#### [Goal]
Can you rewrite the material below so that every "category-label" reads "category-name" and nothing else changes?

################

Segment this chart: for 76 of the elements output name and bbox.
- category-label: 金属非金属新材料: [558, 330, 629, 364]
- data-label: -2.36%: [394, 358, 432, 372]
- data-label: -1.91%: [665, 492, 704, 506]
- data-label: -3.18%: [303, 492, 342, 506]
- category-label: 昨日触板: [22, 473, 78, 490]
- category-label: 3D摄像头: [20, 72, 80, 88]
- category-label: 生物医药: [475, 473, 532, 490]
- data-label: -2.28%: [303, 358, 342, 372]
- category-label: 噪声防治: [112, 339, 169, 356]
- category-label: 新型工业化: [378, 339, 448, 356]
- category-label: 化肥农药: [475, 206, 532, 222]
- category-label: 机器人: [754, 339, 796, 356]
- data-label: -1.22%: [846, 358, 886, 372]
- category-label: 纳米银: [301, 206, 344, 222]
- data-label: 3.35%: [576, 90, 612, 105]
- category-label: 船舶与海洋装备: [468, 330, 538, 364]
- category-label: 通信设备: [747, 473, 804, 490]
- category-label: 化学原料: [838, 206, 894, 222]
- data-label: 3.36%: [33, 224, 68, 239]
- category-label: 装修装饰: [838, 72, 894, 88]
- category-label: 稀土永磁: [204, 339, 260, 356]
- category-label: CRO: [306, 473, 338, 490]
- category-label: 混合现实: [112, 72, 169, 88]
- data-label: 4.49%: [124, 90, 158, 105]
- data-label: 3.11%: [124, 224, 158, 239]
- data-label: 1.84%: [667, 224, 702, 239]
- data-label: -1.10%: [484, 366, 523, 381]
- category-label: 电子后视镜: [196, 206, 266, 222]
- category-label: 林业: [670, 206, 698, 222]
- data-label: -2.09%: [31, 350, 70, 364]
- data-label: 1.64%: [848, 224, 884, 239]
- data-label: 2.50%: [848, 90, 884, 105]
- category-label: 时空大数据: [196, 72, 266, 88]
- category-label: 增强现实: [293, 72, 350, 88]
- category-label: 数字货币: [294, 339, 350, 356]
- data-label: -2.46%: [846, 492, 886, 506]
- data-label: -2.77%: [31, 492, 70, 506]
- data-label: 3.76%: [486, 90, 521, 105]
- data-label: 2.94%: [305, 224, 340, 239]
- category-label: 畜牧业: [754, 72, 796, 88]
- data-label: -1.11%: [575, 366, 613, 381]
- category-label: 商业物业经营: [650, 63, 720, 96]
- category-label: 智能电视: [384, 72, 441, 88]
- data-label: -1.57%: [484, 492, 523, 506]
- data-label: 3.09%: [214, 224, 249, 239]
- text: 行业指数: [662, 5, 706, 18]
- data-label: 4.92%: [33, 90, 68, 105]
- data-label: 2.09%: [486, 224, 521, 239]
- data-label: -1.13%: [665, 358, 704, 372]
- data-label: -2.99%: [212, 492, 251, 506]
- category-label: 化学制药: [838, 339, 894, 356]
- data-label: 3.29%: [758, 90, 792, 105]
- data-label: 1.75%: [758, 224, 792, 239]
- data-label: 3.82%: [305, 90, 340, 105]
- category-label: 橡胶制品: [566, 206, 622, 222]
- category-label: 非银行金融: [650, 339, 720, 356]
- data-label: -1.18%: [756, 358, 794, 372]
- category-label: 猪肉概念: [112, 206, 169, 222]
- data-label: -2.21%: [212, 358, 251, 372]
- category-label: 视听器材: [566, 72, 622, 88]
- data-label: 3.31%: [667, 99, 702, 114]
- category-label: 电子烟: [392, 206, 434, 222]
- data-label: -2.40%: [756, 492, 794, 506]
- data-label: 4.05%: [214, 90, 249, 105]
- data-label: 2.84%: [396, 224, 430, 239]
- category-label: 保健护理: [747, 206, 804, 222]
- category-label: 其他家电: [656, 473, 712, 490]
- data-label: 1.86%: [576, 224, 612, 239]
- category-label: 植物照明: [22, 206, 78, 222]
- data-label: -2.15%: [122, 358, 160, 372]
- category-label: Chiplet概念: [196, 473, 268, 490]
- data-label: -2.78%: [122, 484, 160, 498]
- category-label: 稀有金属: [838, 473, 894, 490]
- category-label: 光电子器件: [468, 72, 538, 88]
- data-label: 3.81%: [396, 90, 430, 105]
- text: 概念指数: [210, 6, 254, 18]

################

#### [Reply to the exercise]
Segment this chart: for 76 of the elements output name and bbox.
- category-name: 金属非金属新材料: [558, 330, 629, 364]
- data-label: -2.36%: [394, 358, 432, 372]
- data-label: -1.91%: [665, 492, 704, 506]
- data-label: -3.18%: [303, 492, 342, 506]
- category-name: 昨日触板: [22, 473, 78, 490]
- category-name: 3D摄像头: [20, 72, 80, 88]
- category-name: 生物医药: [475, 473, 532, 490]
- data-label: -2.28%: [303, 358, 342, 372]
- category-name: 噪声防治: [112, 339, 169, 356]
- category-name: 新型工业化: [378, 339, 448, 356]
- category-name: 化肥农药: [475, 206, 532, 222]
- category-name: 机器人: [754, 339, 796, 356]
- data-label: -1.22%: [846, 358, 886, 372]
- category-name: 纳米银: [301, 206, 344, 222]
- data-label: 3.35%: [576, 90, 612, 105]
- category-name: 船舶与海洋装备: [468, 330, 538, 364]
- category-name: 通信设备: [747, 473, 804, 490]
- category-name: 化学原料: [838, 206, 894, 222]
- data-label: 3.36%: [33, 224, 68, 239]
- category-name: 装修装饰: [838, 72, 894, 88]
- category-name: 稀土永磁: [204, 339, 260, 356]
- category-name: CRO: [306, 473, 338, 490]
- category-name: 混合现实: [112, 72, 169, 88]
- data-label: 4.49%: [124, 90, 158, 105]
- data-label: 3.11%: [124, 224, 158, 239]
- data-label: 1.84%: [667, 224, 702, 239]
- data-label: -1.10%: [484, 366, 523, 381]
- category-name: 电子后视镜: [196, 206, 266, 222]
- category-name: 林业: [670, 206, 698, 222]
- data-label: -2.09%: [31, 350, 70, 364]
- data-label: 1.64%: [848, 224, 884, 239]
- data-label: 2.50%: [848, 90, 884, 105]
- category-name: 时空大数据: [196, 72, 266, 88]
- category-name: 增强现实: [293, 72, 350, 88]
- category-name: 数字货币: [294, 339, 350, 356]
- data-label: -2.46%: [846, 492, 886, 506]
- data-label: -2.77%: [31, 492, 70, 506]
- data-label: 3.76%: [486, 90, 521, 105]
- data-label: 2.94%: [305, 224, 340, 239]
- category-name: 畜牧业: [754, 72, 796, 88]
- data-label: -1.11%: [575, 366, 613, 381]
- category-name: 商业物业经营: [650, 63, 720, 96]
- category-name: 智能电视: [384, 72, 441, 88]
- data-label: -1.57%: [484, 492, 523, 506]
- data-label: 3.09%: [214, 224, 249, 239]
- text: 行业指数: [662, 5, 706, 18]
- data-label: 4.92%: [33, 90, 68, 105]
- data-label: 2.09%: [486, 224, 521, 239]
- data-label: -1.13%: [665, 358, 704, 372]
- data-label: -2.99%: [212, 492, 251, 506]
- category-name: 化学制药: [838, 339, 894, 356]
- data-label: 3.29%: [758, 90, 792, 105]
- data-label: 1.75%: [758, 224, 792, 239]
- data-label: 3.82%: [305, 90, 340, 105]
- category-name: 橡胶制品: [566, 206, 622, 222]
- category-name: 非银行金融: [650, 339, 720, 356]
- data-label: -1.18%: [756, 358, 794, 372]
- category-name: 猪肉概念: [112, 206, 169, 222]
- data-label: -2.21%: [212, 358, 251, 372]
- category-name: 视听器材: [566, 72, 622, 88]
- data-label: 3.31%: [667, 99, 702, 114]
- category-name: 电子烟: [392, 206, 434, 222]
- data-label: -2.40%: [756, 492, 794, 506]
- data-label: 4.05%: [214, 90, 249, 105]
- data-label: 2.84%: [396, 224, 430, 239]
- category-name: 保健护理: [747, 206, 804, 222]
- category-name: 其他家电: [656, 473, 712, 490]
- data-label: 1.86%: [576, 224, 612, 239]
- category-name: 植物照明: [22, 206, 78, 222]
- data-label: -2.15%: [122, 358, 160, 372]
- category-name: Chiplet概念: [196, 473, 268, 490]
- data-label: -2.78%: [122, 484, 160, 498]
- category-name: 稀有金属: [838, 473, 894, 490]
- category-name: 光电子器件: [468, 72, 538, 88]
- data-label: 3.81%: [396, 90, 430, 105]
- text: 概念指数: [210, 6, 254, 18]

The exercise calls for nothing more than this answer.